## Document extract:
★ ★ ★ ★ ★ ★ ★

Income | Wealth | Executive Compensation | Wages | Data Banks | Download PDF Version


Income

The top one percent of households received 21.8 percent of all pre-tax income in 2005, more than double what that figure was in the 1970s. (The top one percent’s share of total income bottomed out at 8.9 percent in 1976.) This is the greatest concentration of income since 1928, when 23.9 percent of all income went to the richest one percent. (Piketty and Saez)

The above figures include capital gains, which are strongly affected by the ups and downs of the financial markets. Excluding capital gains, the richest one percent claimed 17.4 percent of all pre-tax income in 2005, more than double what that figure was in the 1970s. (It bottomed out at 7.8 percent in 1973.) This is the greatest concentration of income since 1936, when the richest one percent received 17.6 percent of total income. (Piketty and Saez)

Between 1979 and 2005, the top five percent of American families saw their real incomes increase 81 percent. Over the same period, the lowest-income fifth saw their real incomes decline 1 percent. (Census Bureau)

★ ★ ★ ★ ★ ★ ★

## Source data:
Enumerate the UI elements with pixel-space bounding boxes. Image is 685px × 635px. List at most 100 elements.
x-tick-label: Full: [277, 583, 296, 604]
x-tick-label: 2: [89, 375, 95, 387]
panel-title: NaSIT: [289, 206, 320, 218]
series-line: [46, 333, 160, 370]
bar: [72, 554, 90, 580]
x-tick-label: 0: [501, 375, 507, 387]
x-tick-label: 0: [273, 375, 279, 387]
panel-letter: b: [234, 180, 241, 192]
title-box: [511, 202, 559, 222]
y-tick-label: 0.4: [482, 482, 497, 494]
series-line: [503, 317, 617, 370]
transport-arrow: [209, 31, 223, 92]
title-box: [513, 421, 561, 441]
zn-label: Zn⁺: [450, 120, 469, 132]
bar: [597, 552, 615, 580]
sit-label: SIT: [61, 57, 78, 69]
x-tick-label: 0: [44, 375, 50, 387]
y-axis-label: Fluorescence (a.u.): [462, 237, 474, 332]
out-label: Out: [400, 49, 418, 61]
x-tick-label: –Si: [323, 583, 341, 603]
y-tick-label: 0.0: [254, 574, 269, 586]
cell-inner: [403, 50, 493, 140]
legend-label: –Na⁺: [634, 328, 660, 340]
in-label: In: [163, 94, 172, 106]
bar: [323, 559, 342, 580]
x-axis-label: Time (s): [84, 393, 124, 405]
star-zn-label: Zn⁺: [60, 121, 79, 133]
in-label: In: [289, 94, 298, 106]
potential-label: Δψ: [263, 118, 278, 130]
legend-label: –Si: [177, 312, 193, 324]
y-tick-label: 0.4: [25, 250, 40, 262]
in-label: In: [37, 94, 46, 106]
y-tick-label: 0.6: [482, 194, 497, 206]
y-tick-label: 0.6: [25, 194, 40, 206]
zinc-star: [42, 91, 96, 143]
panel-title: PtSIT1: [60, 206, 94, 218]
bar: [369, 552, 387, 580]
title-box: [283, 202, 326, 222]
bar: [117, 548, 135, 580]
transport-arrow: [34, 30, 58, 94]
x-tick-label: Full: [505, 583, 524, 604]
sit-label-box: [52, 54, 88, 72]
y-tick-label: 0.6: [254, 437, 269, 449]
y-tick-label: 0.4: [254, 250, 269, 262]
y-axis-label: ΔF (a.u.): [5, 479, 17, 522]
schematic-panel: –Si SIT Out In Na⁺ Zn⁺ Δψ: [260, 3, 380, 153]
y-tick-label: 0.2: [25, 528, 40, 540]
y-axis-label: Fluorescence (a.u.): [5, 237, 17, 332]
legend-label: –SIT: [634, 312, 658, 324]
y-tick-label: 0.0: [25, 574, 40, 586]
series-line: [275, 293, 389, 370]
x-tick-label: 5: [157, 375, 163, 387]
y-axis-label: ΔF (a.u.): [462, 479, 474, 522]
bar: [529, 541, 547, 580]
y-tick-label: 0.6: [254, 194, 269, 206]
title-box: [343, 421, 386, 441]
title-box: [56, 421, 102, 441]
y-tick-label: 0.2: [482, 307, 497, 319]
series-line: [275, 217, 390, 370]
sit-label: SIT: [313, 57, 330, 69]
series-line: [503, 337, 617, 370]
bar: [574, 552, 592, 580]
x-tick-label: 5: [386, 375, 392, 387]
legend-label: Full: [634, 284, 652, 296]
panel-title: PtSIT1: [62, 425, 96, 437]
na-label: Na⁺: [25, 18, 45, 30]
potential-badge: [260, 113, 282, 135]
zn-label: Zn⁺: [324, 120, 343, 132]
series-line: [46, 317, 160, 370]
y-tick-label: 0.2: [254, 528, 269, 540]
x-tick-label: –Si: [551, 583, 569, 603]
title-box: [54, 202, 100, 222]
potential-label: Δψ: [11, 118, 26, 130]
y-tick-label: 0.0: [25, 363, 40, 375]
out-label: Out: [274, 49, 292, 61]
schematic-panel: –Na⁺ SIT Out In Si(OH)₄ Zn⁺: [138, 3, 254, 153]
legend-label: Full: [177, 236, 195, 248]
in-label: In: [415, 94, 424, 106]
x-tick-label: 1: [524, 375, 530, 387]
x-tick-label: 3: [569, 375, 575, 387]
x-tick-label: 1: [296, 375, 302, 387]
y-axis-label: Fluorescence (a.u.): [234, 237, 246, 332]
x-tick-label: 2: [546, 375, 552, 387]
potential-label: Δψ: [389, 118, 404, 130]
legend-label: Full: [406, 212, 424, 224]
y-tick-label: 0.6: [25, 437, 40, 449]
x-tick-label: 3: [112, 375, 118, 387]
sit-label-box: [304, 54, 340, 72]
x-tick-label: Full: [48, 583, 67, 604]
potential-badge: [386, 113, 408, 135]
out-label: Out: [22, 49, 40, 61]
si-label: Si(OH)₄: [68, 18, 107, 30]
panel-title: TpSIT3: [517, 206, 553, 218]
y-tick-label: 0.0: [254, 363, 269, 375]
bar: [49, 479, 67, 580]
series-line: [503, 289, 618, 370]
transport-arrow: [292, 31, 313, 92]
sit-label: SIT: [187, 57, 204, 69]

★ ★ ★ ★ ★ ★ ★

## Aim of the task:
Could you pick up the text on U.S. income concentration after its last sentence and continue it? The data has no connection to the text on U.S. income concentration.

## Expected answer:
In 1979, the average income of the top 5 percent of families was 11.4 times as large as the average income of the bottom 20 percent. In 2005, the ratio was 20.9 times. (EPI, State of Working America 2006-07, Figure 1J)

All of the income gains in 2005 went to the top 10 percent of households, while the bottom 90 percent of households saw income declines. (EPI Snapshot, March 28, 2007)

Unprecedented levels of capital income are fueling inequality in the current business cycle. In the third quarter of 2006, the share of corporate income going to capital (profits and interest) hit an all-time high of 23 percent, with the remaining 77 percent going to employee compensation. Since capital income disproportionately goes to the top of the income scale, this shift towards capital income increases the income gap. (EPI Snapshot, Jan. 17, 2007)


Source: Thomas Piketty and Emmanuel Saez, “Income Inequality in the United States, 1913-1998,” Quarterly Journal of Economics, 118(1), 2003. Updated to 2005 at http://emlab.berkeley.edu/users/saez.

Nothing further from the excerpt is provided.